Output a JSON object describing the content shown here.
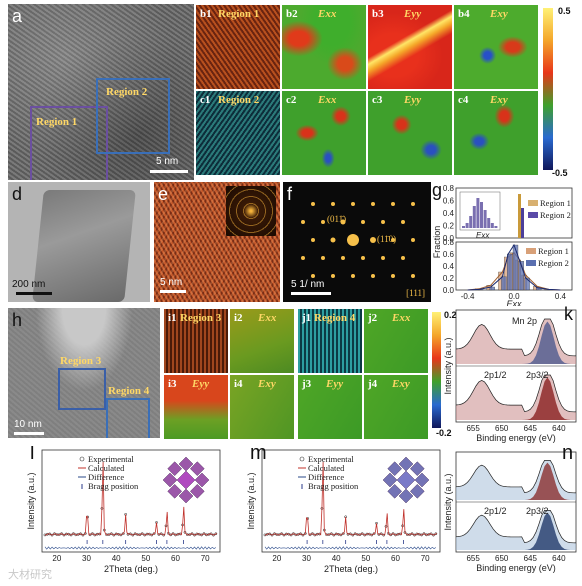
{
  "panels": {
    "a": {
      "label": "a",
      "regions": [
        "Region 1",
        "Region 2"
      ],
      "scalebar": "5 nm"
    },
    "b": {
      "labels": [
        "b1",
        "b2",
        "b3",
        "b4"
      ],
      "region": "Region 1",
      "components": [
        "Exx",
        "Eyy",
        "Exy"
      ]
    },
    "c": {
      "labels": [
        "c1",
        "c2",
        "c3",
        "c4"
      ],
      "region": "Region 2",
      "components": [
        "Exx",
        "Eyy",
        "Exy"
      ]
    },
    "colorbar_top": {
      "max": "0.5",
      "min": "-0.5"
    },
    "d": {
      "label": "d",
      "scalebar": "200 nm"
    },
    "e": {
      "label": "e",
      "scalebar": "5 nm"
    },
    "f": {
      "label": "f",
      "scalebar": "5 1/ nm",
      "annotations": [
        "(011̄)",
        "(11̄0)",
        "[111]"
      ]
    },
    "g": {
      "label": "g"
    },
    "h": {
      "label": "h",
      "regions": [
        "Region 3",
        "Region 4"
      ],
      "scalebar": "10 nm"
    },
    "i": {
      "labels": [
        "i1",
        "i2",
        "i3",
        "i4"
      ],
      "region": "Region 3",
      "components": [
        "Exx",
        "Eyy",
        "Exy"
      ]
    },
    "j": {
      "labels": [
        "j1",
        "j2",
        "j3",
        "j4"
      ],
      "region": "Region 4",
      "components": [
        "Exx",
        "Eyy",
        "Exy"
      ]
    },
    "colorbar_mid": {
      "max": "0.2",
      "min": "-0.2"
    },
    "k": {
      "label": "k",
      "title": "Mn 2p",
      "peaks": [
        "2p1/2",
        "2p3/2"
      ]
    },
    "l": {
      "label": "l"
    },
    "m": {
      "label": "m"
    },
    "n": {
      "label": "n",
      "peaks": [
        "2p1/2",
        "2p3/2"
      ]
    }
  },
  "chart_data": [
    {
      "type": "area",
      "id": "g",
      "ylabel": "Fraction",
      "xlabel": "Exx",
      "inset_xlabel": "Exx",
      "legend": [
        "Region 1",
        "Region 2"
      ],
      "upper_ylim": [
        0,
        0.8
      ],
      "upper_yticks": [
        "0.8",
        "0.6",
        "0.4",
        "0.2",
        "0.0"
      ],
      "lower_yticks": [
        "0.8",
        "0.6",
        "0.4",
        "0.2",
        "0.0"
      ],
      "xticks": [
        "-0.4",
        "0.0",
        "0.4"
      ],
      "lower_x": [
        -0.4,
        -0.3,
        -0.2,
        -0.1,
        -0.05,
        0,
        0.05,
        0.1,
        0.2,
        0.3,
        0.4
      ],
      "series": [
        {
          "name": "Region 1",
          "values": [
            0.0,
            0.02,
            0.08,
            0.3,
            0.55,
            0.62,
            0.5,
            0.25,
            0.06,
            0.01,
            0.0
          ]
        },
        {
          "name": "Region 2",
          "values": [
            0.0,
            0.01,
            0.05,
            0.22,
            0.6,
            0.75,
            0.48,
            0.2,
            0.04,
            0.01,
            0.0
          ]
        }
      ]
    },
    {
      "type": "line",
      "id": "k",
      "xlabel": "Binding energy (eV)",
      "ylabel": "Intensity (a.u.)",
      "xticks": [
        "655",
        "650",
        "645",
        "640"
      ],
      "title": "Mn 2p"
    },
    {
      "type": "line",
      "id": "l",
      "xlabel": "2Theta (deg.)",
      "ylabel": "Intensity (a.u.)",
      "xticks": [
        "20",
        "30",
        "40",
        "50",
        "60",
        "70"
      ],
      "legend": [
        "Experimental",
        "Calculated",
        "Difference",
        "Bragg position"
      ],
      "peaks_x": [
        30.2,
        35.5,
        43.2,
        53.6,
        57.1,
        62.7
      ],
      "peaks_y": [
        0.35,
        1.0,
        0.25,
        0.15,
        0.3,
        0.38
      ]
    },
    {
      "type": "line",
      "id": "m",
      "xlabel": "2Theta (deg.)",
      "ylabel": "Intensity (a.u.)",
      "xticks": [
        "20",
        "30",
        "40",
        "50",
        "60",
        "70"
      ],
      "legend": [
        "Experimental",
        "Calculated",
        "Difference",
        "Bragg position"
      ],
      "peaks_x": [
        30.2,
        35.5,
        43.2,
        53.6,
        57.1,
        62.7
      ],
      "peaks_y": [
        0.32,
        1.0,
        0.22,
        0.14,
        0.28,
        0.35
      ]
    },
    {
      "type": "line",
      "id": "n",
      "xlabel": "Binding energy (eV)",
      "ylabel": "Intensity (a.u.)",
      "xticks": [
        "655",
        "650",
        "645",
        "640"
      ]
    }
  ],
  "watermark": "大材研究"
}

> [Stated exercise]: Please repeat the entries exactly. Do not include the pictures.

> [Reply to the task]:
Output a JSON object describing the content shown here.
{
  "panels": {
    "a": {
      "label": "a",
      "regions": [
        "Region 1",
        "Region 2"
      ],
      "scalebar": "5 nm"
    },
    "b": {
      "labels": [
        "b1",
        "b2",
        "b3",
        "b4"
      ],
      "region": "Region 1",
      "components": [
        "Exx",
        "Eyy",
        "Exy"
      ]
    },
    "c": {
      "labels": [
        "c1",
        "c2",
        "c3",
        "c4"
      ],
      "region": "Region 2",
      "components": [
        "Exx",
        "Eyy",
        "Exy"
      ]
    },
    "colorbar_top": {
      "max": "0.5",
      "min": "-0.5"
    },
    "d": {
      "label": "d",
      "scalebar": "200 nm"
    },
    "e": {
      "label": "e",
      "scalebar": "5 nm"
    },
    "f": {
      "label": "f",
      "scalebar": "5 1/ nm",
      "annotations": [
        "(011̄)",
        "(11̄0)",
        "[111]"
      ]
    },
    "g": {
      "label": "g"
    },
    "h": {
      "label": "h",
      "regions": [
        "Region 3",
        "Region 4"
      ],
      "scalebar": "10 nm"
    },
    "i": {
      "labels": [
        "i1",
        "i2",
        "i3",
        "i4"
      ],
      "region": "Region 3",
      "components": [
        "Exx",
        "Eyy",
        "Exy"
      ]
    },
    "j": {
      "labels": [
        "j1",
        "j2",
        "j3",
        "j4"
      ],
      "region": "Region 4",
      "components": [
        "Exx",
        "Eyy",
        "Exy"
      ]
    },
    "colorbar_mid": {
      "max": "0.2",
      "min": "-0.2"
    },
    "k": {
      "label": "k",
      "title": "Mn 2p",
      "peaks": [
        "2p1/2",
        "2p3/2"
      ]
    },
    "l": {
      "label": "l"
    },
    "m": {
      "label": "m"
    },
    "n": {
      "label": "n",
      "peaks": [
        "2p1/2",
        "2p3/2"
      ]
    }
  },
  "chart_data": [
    {
      "type": "area",
      "id": "g",
      "ylabel": "Fraction",
      "xlabel": "Exx",
      "inset_xlabel": "Exx",
      "legend": [
        "Region 1",
        "Region 2"
      ],
      "upper_ylim": [
        0,
        0.8
      ],
      "upper_yticks": [
        "0.8",
        "0.6",
        "0.4",
        "0.2",
        "0.0"
      ],
      "lower_yticks": [
        "0.8",
        "0.6",
        "0.4",
        "0.2",
        "0.0"
      ],
      "xticks": [
        "-0.4",
        "0.0",
        "0.4"
      ],
      "lower_x": [
        -0.4,
        -0.3,
        -0.2,
        -0.1,
        -0.05,
        0,
        0.05,
        0.1,
        0.2,
        0.3,
        0.4
      ],
      "series": [
        {
          "name": "Region 1",
          "values": [
            0.0,
            0.02,
            0.08,
            0.3,
            0.55,
            0.62,
            0.5,
            0.25,
            0.06,
            0.01,
            0.0
          ]
        },
        {
          "name": "Region 2",
          "values": [
            0.0,
            0.01,
            0.05,
            0.22,
            0.6,
            0.75,
            0.48,
            0.2,
            0.04,
            0.01,
            0.0
          ]
        }
      ]
    },
    {
      "type": "line",
      "id": "k",
      "xlabel": "Binding energy (eV)",
      "ylabel": "Intensity (a.u.)",
      "xticks": [
        "655",
        "650",
        "645",
        "640"
      ],
      "title": "Mn 2p"
    },
    {
      "type": "line",
      "id": "l",
      "xlabel": "2Theta (deg.)",
      "ylabel": "Intensity (a.u.)",
      "xticks": [
        "20",
        "30",
        "40",
        "50",
        "60",
        "70"
      ],
      "legend": [
        "Experimental",
        "Calculated",
        "Difference",
        "Bragg position"
      ],
      "peaks_x": [
        30.2,
        35.5,
        43.2,
        53.6,
        57.1,
        62.7
      ],
      "peaks_y": [
        0.35,
        1.0,
        0.25,
        0.15,
        0.3,
        0.38
      ]
    },
    {
      "type": "line",
      "id": "m",
      "xlabel": "2Theta (deg.)",
      "ylabel": "Intensity (a.u.)",
      "xticks": [
        "20",
        "30",
        "40",
        "50",
        "60",
        "70"
      ],
      "legend": [
        "Experimental",
        "Calculated",
        "Difference",
        "Bragg position"
      ],
      "peaks_x": [
        30.2,
        35.5,
        43.2,
        53.6,
        57.1,
        62.7
      ],
      "peaks_y": [
        0.32,
        1.0,
        0.22,
        0.14,
        0.28,
        0.35
      ]
    },
    {
      "type": "line",
      "id": "n",
      "xlabel": "Binding energy (eV)",
      "ylabel": "Intensity (a.u.)",
      "xticks": [
        "655",
        "650",
        "645",
        "640"
      ]
    }
  ],
  "watermark": "大材研究"
}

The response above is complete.